Select every line holding the word "Jean" and copy it.

Given data:

# # # # # # #

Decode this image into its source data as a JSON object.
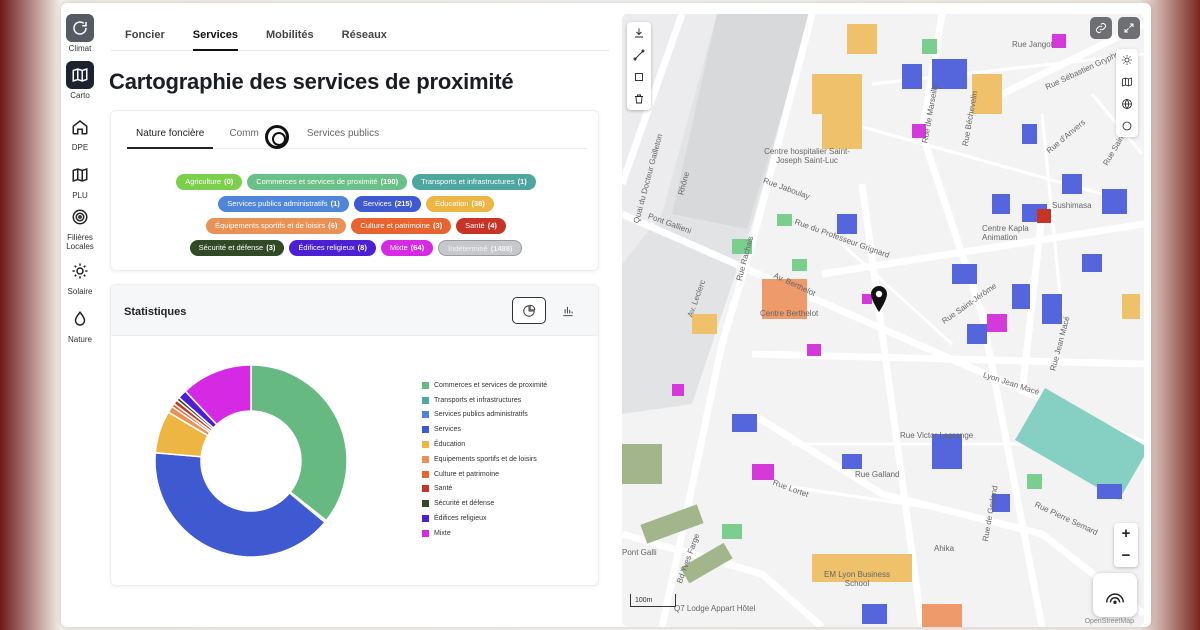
{
  "rail": [
    {
      "label": "Climat",
      "icon": "refresh-icon"
    },
    {
      "label": "Carto",
      "icon": "map-icon"
    },
    {
      "label": "DPE",
      "icon": "home-icon"
    },
    {
      "label": "PLU",
      "icon": "map-fold-icon"
    },
    {
      "label": "Filières Locales",
      "icon": "target-icon"
    },
    {
      "label": "Solaire",
      "icon": "sun-icon"
    },
    {
      "label": "Nature",
      "icon": "drop-icon"
    }
  ],
  "top_tabs": [
    "Foncier",
    "Services",
    "Mobilités",
    "Réseaux"
  ],
  "page_title": "Cartographie des services de proximité",
  "sub_tabs": [
    "Nature foncière",
    "Comm",
    "Services publics"
  ],
  "tags": [
    [
      {
        "label": "Agriculture",
        "count": "(0)",
        "color": "#7ccf4a"
      },
      {
        "label": "Commerces et services de proximité",
        "count": "(190)",
        "color": "#6bbf88"
      },
      {
        "label": "Transports et infrastructures",
        "count": "(1)",
        "color": "#4ea6a1"
      }
    ],
    [
      {
        "label": "Services publics administratifs",
        "count": "(1)",
        "color": "#4f86d9"
      },
      {
        "label": "Services",
        "count": "(215)",
        "color": "#3f59d1"
      },
      {
        "label": "Éducation",
        "count": "(38)",
        "color": "#edb542"
      }
    ],
    [
      {
        "label": "Équipements sportifs et de loisirs",
        "count": "(6)",
        "color": "#ea9155"
      },
      {
        "label": "Culture et patrimoine",
        "count": "(3)",
        "color": "#e8632e"
      },
      {
        "label": "Santé",
        "count": "(4)",
        "color": "#c73425"
      }
    ],
    [
      {
        "label": "Sécurité et défense",
        "count": "(3)",
        "color": "#2f4a24"
      },
      {
        "label": "Édifices religieux",
        "count": "(8)",
        "color": "#4c1fd4"
      },
      {
        "label": "Mixte",
        "count": "(64)",
        "color": "#d629e3"
      },
      {
        "label": "Indéterminé",
        "count": "(1488)",
        "color": "#c6c8cc"
      }
    ]
  ],
  "stats_title": "Statistiques",
  "chart_data": {
    "type": "pie",
    "donut": true,
    "categories": [
      "Commerces et services de proximité",
      "Transports et infrastructures",
      "Services publics administratifs",
      "Services",
      "Éducation",
      "Equipements sportifs et de loisirs",
      "Culture et patrimoine",
      "Santé",
      "Sécurité et défense",
      "Édifices religieux",
      "Mixte"
    ],
    "values": [
      190,
      1,
      1,
      215,
      38,
      6,
      3,
      4,
      3,
      8,
      64
    ],
    "colors": [
      "#66b981",
      "#4fa8a4",
      "#4f86d9",
      "#3f59d1",
      "#edb542",
      "#ea9155",
      "#e8632e",
      "#c73425",
      "#2f4a24",
      "#4c1fd4",
      "#d629e3"
    ],
    "legend_position": "right"
  },
  "map": {
    "labels": [
      {
        "text": "Rue Jangot"
      },
      {
        "text": "Rue Sébastien Gryphe"
      },
      {
        "text": "Rue de Marseille"
      },
      {
        "text": "Rue Béchevelin"
      },
      {
        "text": "Rue d'Anvers"
      },
      {
        "text": "Rue Saint-Michel"
      },
      {
        "text": "Centre hospitalier Saint-Joseph Saint-Luc"
      },
      {
        "text": "Rue Jaboulay"
      },
      {
        "text": "Quai du Docteur Gailleton"
      },
      {
        "text": "Rhône"
      },
      {
        "text": "Pont Gallieni"
      },
      {
        "text": "Rue Rachais"
      },
      {
        "text": "Rue du Professeur Grignard"
      },
      {
        "text": "Centre Kapla Animation"
      },
      {
        "text": "Sushimasa"
      },
      {
        "text": "Av. Leclerc"
      },
      {
        "text": "Av. Berthelot"
      },
      {
        "text": "Centre Berthelot"
      },
      {
        "text": "Rue Saint-Jérôme"
      },
      {
        "text": "Rue Jean Macé"
      },
      {
        "text": "Lyon Jean Macé"
      },
      {
        "text": "Rue Victor Lagrange"
      },
      {
        "text": "Rue Galland"
      },
      {
        "text": "Rue Lortet"
      },
      {
        "text": "Rue de Gerland"
      },
      {
        "text": "Rue Pierre Semard"
      },
      {
        "text": "Ahika"
      },
      {
        "text": "Bd Yves Farge"
      },
      {
        "text": "EM Lyon Business School"
      },
      {
        "text": "Q7 Lodge Appart Hôtel"
      },
      {
        "text": "Pont Galli"
      }
    ],
    "scale": "100m",
    "attribution": "OpenStreetMap",
    "zoom_in": "+",
    "zoom_out": "−"
  }
}
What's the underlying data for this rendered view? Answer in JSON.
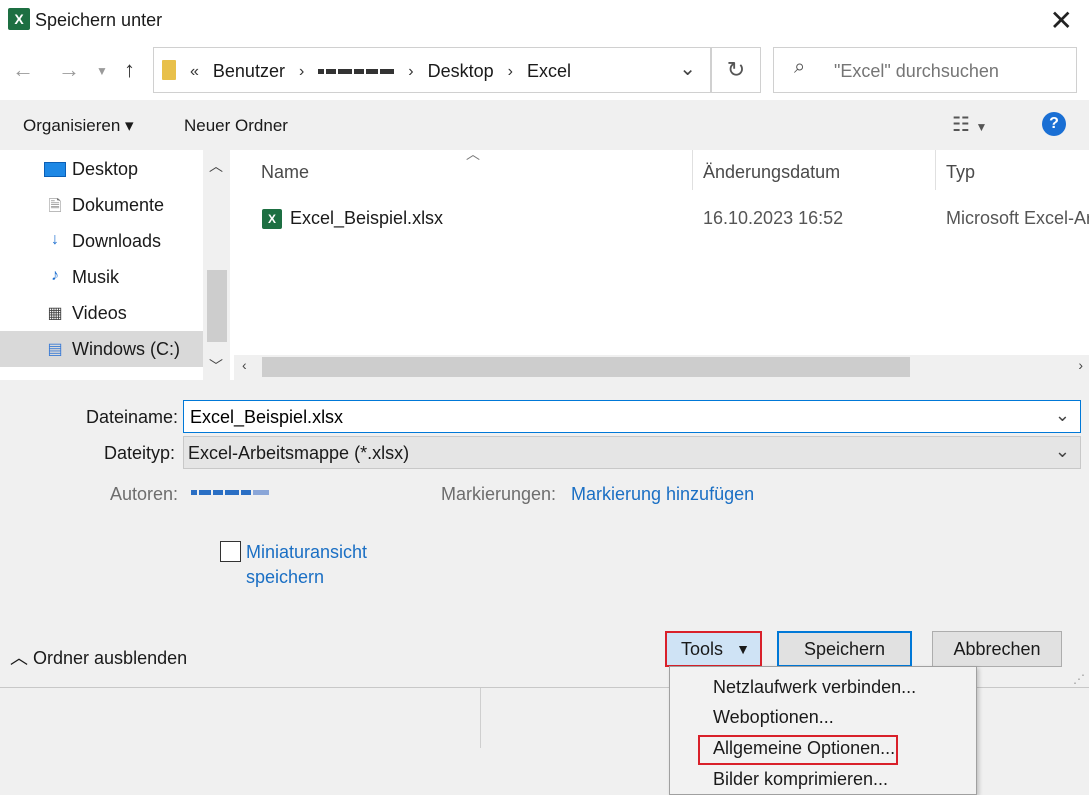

# # # # # # #

Written reply:
        "text": "Rue Jean Macé"
        "text": "Lyon Jean Macé"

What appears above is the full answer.